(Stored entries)
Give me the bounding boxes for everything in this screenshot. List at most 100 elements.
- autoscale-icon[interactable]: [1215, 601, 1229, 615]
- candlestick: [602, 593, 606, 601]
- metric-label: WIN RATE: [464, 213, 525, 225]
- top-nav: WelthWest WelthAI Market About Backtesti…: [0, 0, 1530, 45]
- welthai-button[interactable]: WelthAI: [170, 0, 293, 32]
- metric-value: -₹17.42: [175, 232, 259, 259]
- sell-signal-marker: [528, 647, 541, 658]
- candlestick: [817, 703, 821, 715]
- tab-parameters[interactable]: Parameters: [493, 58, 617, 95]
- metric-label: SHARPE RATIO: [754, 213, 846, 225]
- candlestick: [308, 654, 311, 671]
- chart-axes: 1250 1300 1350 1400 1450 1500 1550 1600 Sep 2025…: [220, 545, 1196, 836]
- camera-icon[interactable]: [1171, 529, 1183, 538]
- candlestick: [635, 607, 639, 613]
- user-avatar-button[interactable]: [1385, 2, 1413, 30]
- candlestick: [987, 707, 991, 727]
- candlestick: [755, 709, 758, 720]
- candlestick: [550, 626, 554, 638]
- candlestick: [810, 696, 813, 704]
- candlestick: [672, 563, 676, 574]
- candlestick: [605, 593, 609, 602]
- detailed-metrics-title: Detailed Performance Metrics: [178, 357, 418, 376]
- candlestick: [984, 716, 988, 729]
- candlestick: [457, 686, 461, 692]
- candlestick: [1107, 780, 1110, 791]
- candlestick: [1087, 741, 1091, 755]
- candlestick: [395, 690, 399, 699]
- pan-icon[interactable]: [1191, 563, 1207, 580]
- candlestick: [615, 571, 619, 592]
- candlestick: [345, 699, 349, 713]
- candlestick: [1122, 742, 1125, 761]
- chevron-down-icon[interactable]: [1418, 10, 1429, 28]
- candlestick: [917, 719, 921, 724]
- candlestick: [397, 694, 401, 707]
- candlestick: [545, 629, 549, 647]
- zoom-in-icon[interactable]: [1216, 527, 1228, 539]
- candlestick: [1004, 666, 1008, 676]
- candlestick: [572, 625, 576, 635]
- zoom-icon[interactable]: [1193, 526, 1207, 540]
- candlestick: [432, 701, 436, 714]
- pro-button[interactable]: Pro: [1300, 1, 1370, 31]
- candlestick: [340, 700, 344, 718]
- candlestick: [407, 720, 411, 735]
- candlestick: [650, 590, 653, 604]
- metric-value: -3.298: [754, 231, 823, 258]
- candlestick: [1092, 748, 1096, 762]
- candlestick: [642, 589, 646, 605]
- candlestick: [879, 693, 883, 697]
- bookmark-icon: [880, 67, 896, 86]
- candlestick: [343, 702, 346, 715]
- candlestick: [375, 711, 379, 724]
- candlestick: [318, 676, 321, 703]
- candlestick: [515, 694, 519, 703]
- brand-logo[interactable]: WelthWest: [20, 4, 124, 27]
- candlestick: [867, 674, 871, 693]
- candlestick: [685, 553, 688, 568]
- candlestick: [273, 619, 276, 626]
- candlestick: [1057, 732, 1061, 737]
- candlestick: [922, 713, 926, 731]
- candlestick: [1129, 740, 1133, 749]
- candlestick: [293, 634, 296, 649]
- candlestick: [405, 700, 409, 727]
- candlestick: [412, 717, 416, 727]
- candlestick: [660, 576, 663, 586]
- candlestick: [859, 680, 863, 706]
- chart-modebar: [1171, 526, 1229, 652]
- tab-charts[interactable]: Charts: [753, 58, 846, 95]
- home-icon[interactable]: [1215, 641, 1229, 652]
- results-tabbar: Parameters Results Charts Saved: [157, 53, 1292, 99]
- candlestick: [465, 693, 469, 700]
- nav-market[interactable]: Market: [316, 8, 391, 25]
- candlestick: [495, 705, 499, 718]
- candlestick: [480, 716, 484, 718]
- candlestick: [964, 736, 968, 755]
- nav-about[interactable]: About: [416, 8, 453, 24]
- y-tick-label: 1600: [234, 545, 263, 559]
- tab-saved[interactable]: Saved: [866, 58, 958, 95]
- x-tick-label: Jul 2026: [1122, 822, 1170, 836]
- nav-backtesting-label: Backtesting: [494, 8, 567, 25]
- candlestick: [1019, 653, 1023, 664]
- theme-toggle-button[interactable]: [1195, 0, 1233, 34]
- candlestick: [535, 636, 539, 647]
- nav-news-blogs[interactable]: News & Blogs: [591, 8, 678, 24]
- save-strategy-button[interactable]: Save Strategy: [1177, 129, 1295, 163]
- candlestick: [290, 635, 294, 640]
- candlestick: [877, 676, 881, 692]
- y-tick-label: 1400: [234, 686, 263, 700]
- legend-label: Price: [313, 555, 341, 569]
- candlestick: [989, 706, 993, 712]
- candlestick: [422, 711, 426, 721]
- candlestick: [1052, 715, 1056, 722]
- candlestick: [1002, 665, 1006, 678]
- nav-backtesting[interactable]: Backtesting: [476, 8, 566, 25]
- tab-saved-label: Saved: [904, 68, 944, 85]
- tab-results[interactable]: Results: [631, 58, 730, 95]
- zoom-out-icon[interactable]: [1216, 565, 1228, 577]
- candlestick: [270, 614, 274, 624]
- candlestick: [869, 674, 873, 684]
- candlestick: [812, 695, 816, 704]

==

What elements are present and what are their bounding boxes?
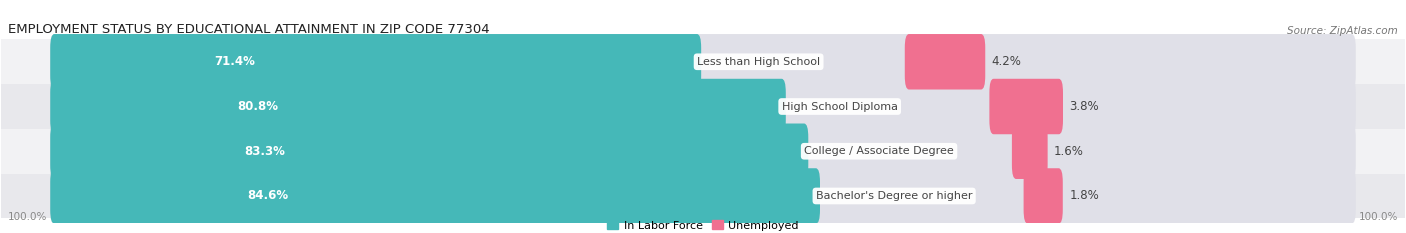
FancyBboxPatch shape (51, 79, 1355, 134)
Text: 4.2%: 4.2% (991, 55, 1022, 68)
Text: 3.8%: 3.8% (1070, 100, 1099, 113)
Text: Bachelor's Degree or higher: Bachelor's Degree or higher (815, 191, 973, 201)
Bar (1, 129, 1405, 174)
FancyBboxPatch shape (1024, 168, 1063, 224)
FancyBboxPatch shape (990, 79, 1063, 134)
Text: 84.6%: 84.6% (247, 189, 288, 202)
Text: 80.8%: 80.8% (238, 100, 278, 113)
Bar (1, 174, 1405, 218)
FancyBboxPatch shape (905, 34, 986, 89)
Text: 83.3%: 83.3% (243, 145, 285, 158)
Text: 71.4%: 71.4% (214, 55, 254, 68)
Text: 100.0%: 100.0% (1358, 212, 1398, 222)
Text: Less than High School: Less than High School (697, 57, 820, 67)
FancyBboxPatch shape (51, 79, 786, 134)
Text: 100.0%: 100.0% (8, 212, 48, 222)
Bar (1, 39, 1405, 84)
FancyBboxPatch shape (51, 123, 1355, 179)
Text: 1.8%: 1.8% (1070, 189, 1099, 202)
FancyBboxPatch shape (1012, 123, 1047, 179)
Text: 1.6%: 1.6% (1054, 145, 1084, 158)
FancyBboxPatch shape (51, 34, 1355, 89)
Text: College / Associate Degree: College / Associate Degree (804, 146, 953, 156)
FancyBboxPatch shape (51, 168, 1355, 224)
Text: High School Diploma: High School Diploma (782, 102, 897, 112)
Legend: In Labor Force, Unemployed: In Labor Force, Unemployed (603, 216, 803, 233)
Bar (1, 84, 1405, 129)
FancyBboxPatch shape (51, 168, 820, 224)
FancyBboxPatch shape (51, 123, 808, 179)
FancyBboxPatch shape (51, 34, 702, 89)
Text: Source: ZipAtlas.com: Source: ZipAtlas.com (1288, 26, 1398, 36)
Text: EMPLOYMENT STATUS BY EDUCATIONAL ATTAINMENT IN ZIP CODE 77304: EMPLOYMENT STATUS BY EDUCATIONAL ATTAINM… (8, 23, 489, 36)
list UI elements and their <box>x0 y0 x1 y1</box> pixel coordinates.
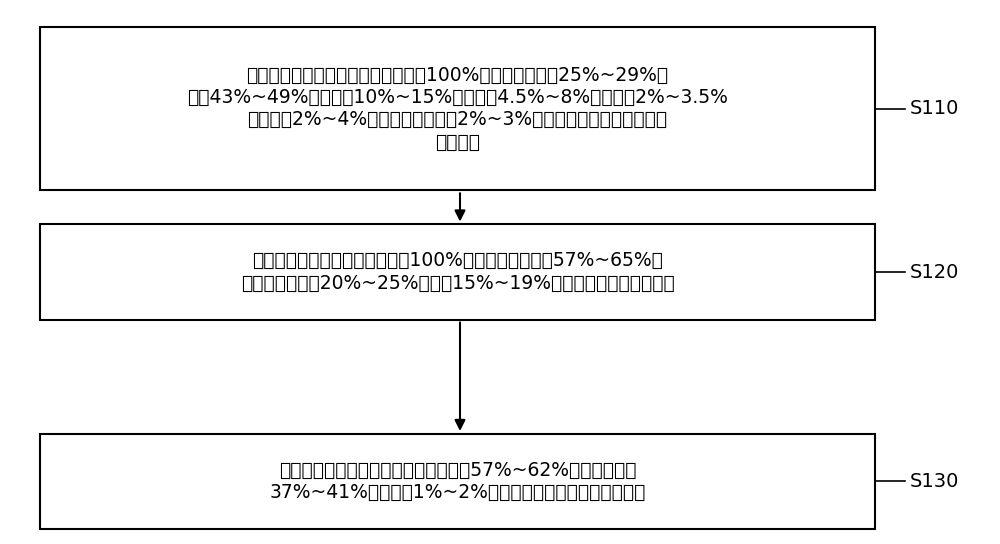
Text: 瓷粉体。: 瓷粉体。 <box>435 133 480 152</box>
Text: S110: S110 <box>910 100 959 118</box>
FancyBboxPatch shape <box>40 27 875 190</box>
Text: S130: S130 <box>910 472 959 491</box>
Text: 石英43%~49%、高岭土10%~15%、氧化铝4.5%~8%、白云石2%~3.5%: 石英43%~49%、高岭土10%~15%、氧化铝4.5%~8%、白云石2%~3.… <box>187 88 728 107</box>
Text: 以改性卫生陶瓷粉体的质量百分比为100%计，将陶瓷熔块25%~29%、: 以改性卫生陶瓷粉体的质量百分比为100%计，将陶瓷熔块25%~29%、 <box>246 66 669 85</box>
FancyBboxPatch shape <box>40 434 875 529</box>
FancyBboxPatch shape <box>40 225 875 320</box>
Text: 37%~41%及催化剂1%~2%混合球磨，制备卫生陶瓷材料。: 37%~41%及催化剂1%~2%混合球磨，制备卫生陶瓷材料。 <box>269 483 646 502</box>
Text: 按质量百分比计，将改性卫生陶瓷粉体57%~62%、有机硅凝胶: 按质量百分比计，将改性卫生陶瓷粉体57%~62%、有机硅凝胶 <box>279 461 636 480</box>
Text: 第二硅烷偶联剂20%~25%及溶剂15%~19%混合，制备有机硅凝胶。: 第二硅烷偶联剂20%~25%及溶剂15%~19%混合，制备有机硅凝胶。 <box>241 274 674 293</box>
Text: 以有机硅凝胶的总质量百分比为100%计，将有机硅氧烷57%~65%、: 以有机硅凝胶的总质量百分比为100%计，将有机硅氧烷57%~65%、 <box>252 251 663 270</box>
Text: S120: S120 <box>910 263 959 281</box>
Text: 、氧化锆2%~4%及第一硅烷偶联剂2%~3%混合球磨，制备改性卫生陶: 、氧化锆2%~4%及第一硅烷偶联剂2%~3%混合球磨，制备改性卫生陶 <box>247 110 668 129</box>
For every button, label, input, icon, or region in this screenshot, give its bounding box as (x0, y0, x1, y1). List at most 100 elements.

= Exercise instructions =
Please reproduce the records word for word, starting at the line that contains "FancyBboxPatch shape (51, 79, 1355, 134)" and ending at the line that contains "Text: High School", with both of those lines included.

= Output for this exercise =
FancyBboxPatch shape (51, 79, 1355, 134)
Text: 4.2%: 4.2% (991, 55, 1022, 68)
Text: 3.8%: 3.8% (1070, 100, 1099, 113)
Text: Bachelor's Degree or higher: Bachelor's Degree or higher (815, 191, 973, 201)
Bar (1, 129, 1405, 174)
FancyBboxPatch shape (1024, 168, 1063, 224)
FancyBboxPatch shape (990, 79, 1063, 134)
Text: 84.6%: 84.6% (247, 189, 288, 202)
Text: 80.8%: 80.8% (238, 100, 278, 113)
Bar (1, 174, 1405, 218)
FancyBboxPatch shape (905, 34, 986, 89)
Text: 83.3%: 83.3% (243, 145, 285, 158)
Text: 71.4%: 71.4% (214, 55, 254, 68)
Text: 100.0%: 100.0% (1358, 212, 1398, 222)
Text: Less than High School: Less than High School (697, 57, 820, 67)
FancyBboxPatch shape (51, 79, 786, 134)
Text: 100.0%: 100.0% (8, 212, 48, 222)
Bar (1, 39, 1405, 84)
FancyBboxPatch shape (51, 123, 1355, 179)
Text: 1.8%: 1.8% (1070, 189, 1099, 202)
FancyBboxPatch shape (1012, 123, 1047, 179)
Text: 1.6%: 1.6% (1054, 145, 1084, 158)
FancyBboxPatch shape (51, 34, 1355, 89)
Text: College / Associate Degree: College / Associate Degree (804, 146, 953, 156)
FancyBboxPatch shape (51, 168, 1355, 224)
Text: High School Diploma: High School Diploma (782, 102, 897, 112)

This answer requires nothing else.